● Task instructions
Identify the lines that contain the string "ssid" and copy all of them.
--- Available records ---
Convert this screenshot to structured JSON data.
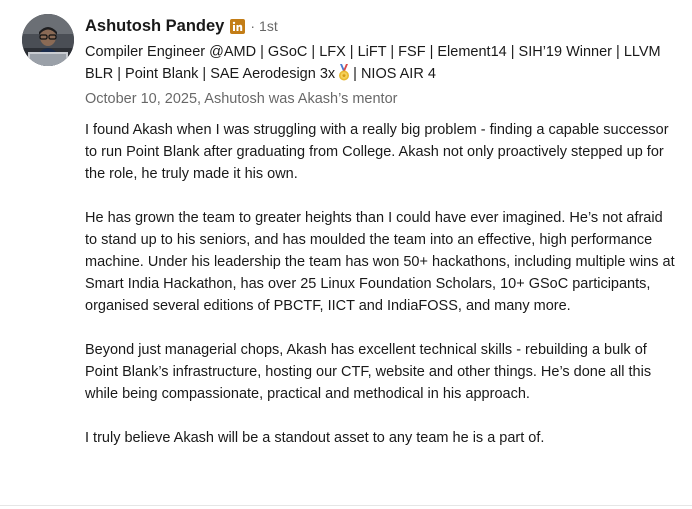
{
  "recommender": {
    "name": "Ashutosh Pandey",
    "badge_icon": "linkedin-premium-icon",
    "badge_color": "#c37d16",
    "separator": "·",
    "connection_degree": "1st",
    "headline_part1": "Compiler Engineer @AMD | GSoC | LFX | LiFT | FSF | Element14 | SIH’19 Winner | LLVM BLR | Point Blank | SAE Aerodesign 3x",
    "headline_icon": "medal-icon",
    "headline_part2": "| NIOS AIR 4",
    "relationship": "October 10, 2025, Ashutosh was Akash’s mentor"
  },
  "recommendation": {
    "paragraphs": [
      "I found Akash when I was struggling with a really big problem - finding a capable successor to run Point Blank after graduating from College. Akash not only proactively stepped up for the role, he truly made it his own.",
      "He has grown the team to greater heights than I could have ever imagined. He’s not afraid to stand up to his seniors, and has moulded the team into an effective, high performance machine. Under his leadership the team has won 50+ hackathons, including multiple wins at Smart India Hackathon, has over 25 Linux Foundation Scholars, 10+ GSoC participants, organised several editions of PBCTF, IICT and IndiaFOSS, and many more.",
      "Beyond just managerial chops, Akash has excellent technical skills - rebuilding a bulk of Point Blank’s infrastructure, hosting our CTF, website and other things. He’s done all this while being compassionate, practical and methodical in his approach.",
      "I truly believe Akash will be a standout asset to any team he is a part of."
    ]
  }
}
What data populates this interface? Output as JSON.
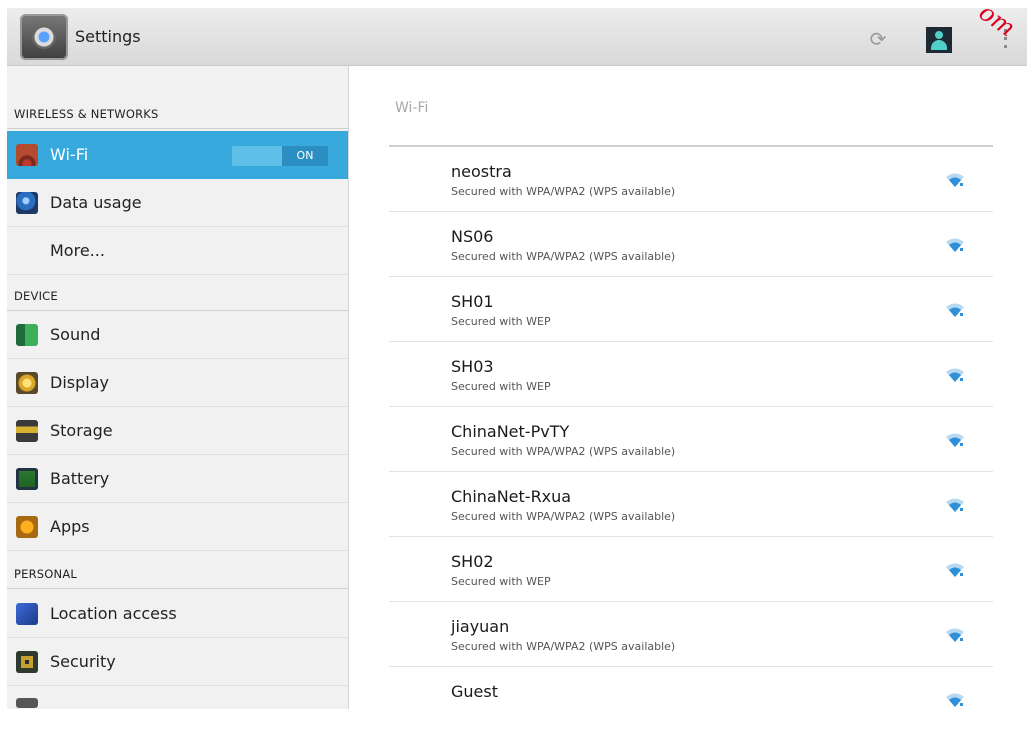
{
  "app": {
    "title": "Settings",
    "watermark": "om"
  },
  "sidebar": {
    "sections": [
      {
        "header": "WIRELESS & NETWORKS"
      },
      {
        "header": "DEVICE"
      },
      {
        "header": "PERSONAL"
      }
    ],
    "items": [
      {
        "label": "Wi-Fi",
        "icon": "wifi-settings-icon",
        "toggle": "ON"
      },
      {
        "label": "Data usage",
        "icon": "data-usage-icon"
      },
      {
        "label": "More..."
      },
      {
        "label": "Sound",
        "icon": "sound-icon"
      },
      {
        "label": "Display",
        "icon": "display-icon"
      },
      {
        "label": "Storage",
        "icon": "storage-icon"
      },
      {
        "label": "Battery",
        "icon": "battery-icon"
      },
      {
        "label": "Apps",
        "icon": "apps-icon"
      },
      {
        "label": "Location access",
        "icon": "location-icon"
      },
      {
        "label": "Security",
        "icon": "security-icon"
      }
    ]
  },
  "main": {
    "title": "Wi-Fi",
    "networks": [
      {
        "ssid": "neostra",
        "security": "Secured with WPA/WPA2 (WPS available)"
      },
      {
        "ssid": "NS06",
        "security": "Secured with WPA/WPA2 (WPS available)"
      },
      {
        "ssid": "SH01",
        "security": "Secured with WEP"
      },
      {
        "ssid": "SH03",
        "security": "Secured with WEP"
      },
      {
        "ssid": "ChinaNet-PvTY",
        "security": "Secured with WPA/WPA2 (WPS available)"
      },
      {
        "ssid": "ChinaNet-Rxua",
        "security": "Secured with WPA/WPA2 (WPS available)"
      },
      {
        "ssid": "SH02",
        "security": "Secured with WEP"
      },
      {
        "ssid": "jiayuan",
        "security": "Secured with WPA/WPA2 (WPS available)"
      },
      {
        "ssid": "Guest",
        "security": ""
      }
    ]
  },
  "colors": {
    "accent": "#37a9dc",
    "signal": "#2f8fd8"
  }
}
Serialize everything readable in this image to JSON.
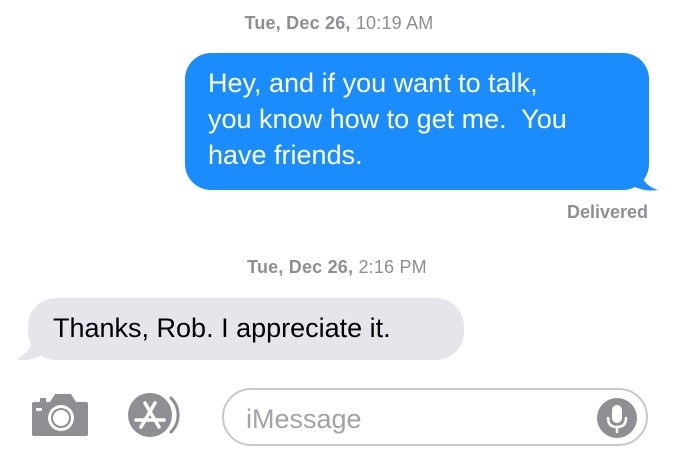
---
● Correct answer
        "ssid": "neostra",
        "ssid": "NS06",
        "ssid": "SH01",
        "ssid": "SH03",
        "ssid": "ChinaNet-PvTY",
        "ssid": "ChinaNet-Rxua",
        "ssid": "SH02",
        "ssid": "jiayuan",
        "ssid": "Guest",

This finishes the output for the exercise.